## Set exercise
Provide an exact reproduction of every entry.
Start of Exercise input
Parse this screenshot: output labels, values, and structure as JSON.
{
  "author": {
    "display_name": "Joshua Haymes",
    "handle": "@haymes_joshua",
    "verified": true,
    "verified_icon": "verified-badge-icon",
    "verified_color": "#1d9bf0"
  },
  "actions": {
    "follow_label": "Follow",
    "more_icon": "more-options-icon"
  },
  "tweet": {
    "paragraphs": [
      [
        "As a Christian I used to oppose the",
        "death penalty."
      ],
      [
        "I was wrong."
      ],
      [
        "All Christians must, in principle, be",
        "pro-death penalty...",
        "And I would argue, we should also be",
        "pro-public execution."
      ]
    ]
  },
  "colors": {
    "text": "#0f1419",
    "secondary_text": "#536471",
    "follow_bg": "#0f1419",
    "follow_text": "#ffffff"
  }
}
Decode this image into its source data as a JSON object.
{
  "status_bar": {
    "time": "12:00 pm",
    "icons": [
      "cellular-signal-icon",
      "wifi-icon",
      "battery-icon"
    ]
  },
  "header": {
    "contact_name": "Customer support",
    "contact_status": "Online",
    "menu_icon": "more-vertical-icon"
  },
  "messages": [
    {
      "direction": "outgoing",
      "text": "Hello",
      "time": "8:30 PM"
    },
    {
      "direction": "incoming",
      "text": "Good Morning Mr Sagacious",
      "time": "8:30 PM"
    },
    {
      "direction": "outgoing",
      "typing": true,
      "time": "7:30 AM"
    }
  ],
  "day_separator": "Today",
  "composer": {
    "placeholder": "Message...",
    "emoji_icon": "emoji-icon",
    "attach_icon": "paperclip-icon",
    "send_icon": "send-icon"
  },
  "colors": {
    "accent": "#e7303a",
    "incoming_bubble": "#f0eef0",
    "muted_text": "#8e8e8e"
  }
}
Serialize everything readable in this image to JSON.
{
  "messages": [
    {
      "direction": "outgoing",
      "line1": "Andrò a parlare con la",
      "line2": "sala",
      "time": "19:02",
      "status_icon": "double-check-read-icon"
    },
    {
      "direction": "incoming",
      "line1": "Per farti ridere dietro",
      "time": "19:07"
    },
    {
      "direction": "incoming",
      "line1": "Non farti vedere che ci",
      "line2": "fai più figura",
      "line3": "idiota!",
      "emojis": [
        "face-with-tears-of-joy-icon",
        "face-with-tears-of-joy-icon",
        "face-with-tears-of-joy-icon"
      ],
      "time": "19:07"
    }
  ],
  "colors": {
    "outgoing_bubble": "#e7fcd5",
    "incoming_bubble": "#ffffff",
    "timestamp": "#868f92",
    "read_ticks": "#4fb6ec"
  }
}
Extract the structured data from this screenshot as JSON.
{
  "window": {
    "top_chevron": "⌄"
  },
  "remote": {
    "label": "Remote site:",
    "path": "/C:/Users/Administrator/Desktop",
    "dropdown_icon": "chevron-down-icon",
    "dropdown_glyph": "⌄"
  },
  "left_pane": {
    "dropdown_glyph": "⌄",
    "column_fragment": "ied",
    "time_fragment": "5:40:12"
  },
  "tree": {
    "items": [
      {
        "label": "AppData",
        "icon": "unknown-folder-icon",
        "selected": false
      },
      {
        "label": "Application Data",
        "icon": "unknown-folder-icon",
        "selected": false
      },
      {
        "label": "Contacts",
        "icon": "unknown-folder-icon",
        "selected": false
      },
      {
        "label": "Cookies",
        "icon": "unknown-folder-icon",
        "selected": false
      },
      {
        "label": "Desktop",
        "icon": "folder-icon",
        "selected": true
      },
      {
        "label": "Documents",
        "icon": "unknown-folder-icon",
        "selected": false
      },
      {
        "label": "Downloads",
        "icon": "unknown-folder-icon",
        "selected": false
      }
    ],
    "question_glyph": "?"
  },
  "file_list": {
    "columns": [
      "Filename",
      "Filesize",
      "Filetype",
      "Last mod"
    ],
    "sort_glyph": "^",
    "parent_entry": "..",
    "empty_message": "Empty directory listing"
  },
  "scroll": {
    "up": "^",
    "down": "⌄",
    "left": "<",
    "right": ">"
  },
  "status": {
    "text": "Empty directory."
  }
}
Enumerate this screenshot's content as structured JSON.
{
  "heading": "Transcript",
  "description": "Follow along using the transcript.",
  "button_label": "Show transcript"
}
End of Exercise input
## Answer
Parse this screenshot: output labels, values, and structure as JSON.
{
  "author": {
    "display_name": "Joshua Haymes",
    "handle": "@haymes_joshua",
    "verified": true,
    "verified_icon": "verified-badge-icon",
    "verified_color": "#1d9bf0"
  },
  "actions": {
    "follow_label": "Follow",
    "more_icon": "more-options-icon"
  },
  "tweet": {
    "paragraphs": [
      [
        "As a Christian I used to oppose the",
        "death penalty."
      ],
      [
        "I was wrong."
      ],
      [
        "All Christians must, in principle, be",
        "pro-death penalty...",
        "And I would argue, we should also be",
        "pro-public execution."
      ]
    ]
  },
  "colors": {
    "text": "#0f1419",
    "secondary_text": "#536471",
    "follow_bg": "#0f1419",
    "follow_text": "#ffffff"
  }
}
Decode this image into its source data as a JSON object.
{
  "status_bar": {
    "time": "12:00 pm",
    "icons": [
      "cellular-signal-icon",
      "wifi-icon",
      "battery-icon"
    ]
  },
  "header": {
    "contact_name": "Customer support",
    "contact_status": "Online",
    "menu_icon": "more-vertical-icon"
  },
  "messages": [
    {
      "direction": "outgoing",
      "text": "Hello",
      "time": "8:30 PM"
    },
    {
      "direction": "incoming",
      "text": "Good Morning Mr Sagacious",
      "time": "8:30 PM"
    },
    {
      "direction": "outgoing",
      "typing": true,
      "time": "7:30 AM"
    }
  ],
  "day_separator": "Today",
  "composer": {
    "placeholder": "Message...",
    "emoji_icon": "emoji-icon",
    "attach_icon": "paperclip-icon",
    "send_icon": "send-icon"
  },
  "colors": {
    "accent": "#e7303a",
    "incoming_bubble": "#f0eef0",
    "muted_text": "#8e8e8e"
  }
}
Serialize everything readable in this image to JSON.
{
  "messages": [
    {
      "direction": "outgoing",
      "line1": "Andrò a parlare con la",
      "line2": "sala",
      "time": "19:02",
      "status_icon": "double-check-read-icon"
    },
    {
      "direction": "incoming",
      "line1": "Per farti ridere dietro",
      "time": "19:07"
    },
    {
      "direction": "incoming",
      "line1": "Non farti vedere che ci",
      "line2": "fai più figura",
      "line3": "idiota!",
      "emojis": [
        "face-with-tears-of-joy-icon",
        "face-with-tears-of-joy-icon",
        "face-with-tears-of-joy-icon"
      ],
      "time": "19:07"
    }
  ],
  "colors": {
    "outgoing_bubble": "#e7fcd5",
    "incoming_bubble": "#ffffff",
    "timestamp": "#868f92",
    "read_ticks": "#4fb6ec"
  }
}
Extract the structured data from this screenshot as JSON.
{
  "window": {
    "top_chevron": "⌄"
  },
  "remote": {
    "label": "Remote site:",
    "path": "/C:/Users/Administrator/Desktop",
    "dropdown_icon": "chevron-down-icon",
    "dropdown_glyph": "⌄"
  },
  "left_pane": {
    "dropdown_glyph": "⌄",
    "column_fragment": "ied",
    "time_fragment": "5:40:12"
  },
  "tree": {
    "items": [
      {
        "label": "AppData",
        "icon": "unknown-folder-icon",
        "selected": false
      },
      {
        "label": "Application Data",
        "icon": "unknown-folder-icon",
        "selected": false
      },
      {
        "label": "Contacts",
        "icon": "unknown-folder-icon",
        "selected": false
      },
      {
        "label": "Cookies",
        "icon": "unknown-folder-icon",
        "selected": false
      },
      {
        "label": "Desktop",
        "icon": "folder-icon",
        "selected": true
      },
      {
        "label": "Documents",
        "icon": "unknown-folder-icon",
        "selected": false
      },
      {
        "label": "Downloads",
        "icon": "unknown-folder-icon",
        "selected": false
      }
    ],
    "question_glyph": "?"
  },
  "file_list": {
    "columns": [
      "Filename",
      "Filesize",
      "Filetype",
      "Last mod"
    ],
    "sort_glyph": "^",
    "parent_entry": "..",
    "empty_message": "Empty directory listing"
  },
  "scroll": {
    "up": "^",
    "down": "⌄",
    "left": "<",
    "right": ">"
  },
  "status": {
    "text": "Empty directory."
  }
}
Enumerate this screenshot's content as structured JSON.
{
  "heading": "Transcript",
  "description": "Follow along using the transcript.",
  "button_label": "Show transcript"
}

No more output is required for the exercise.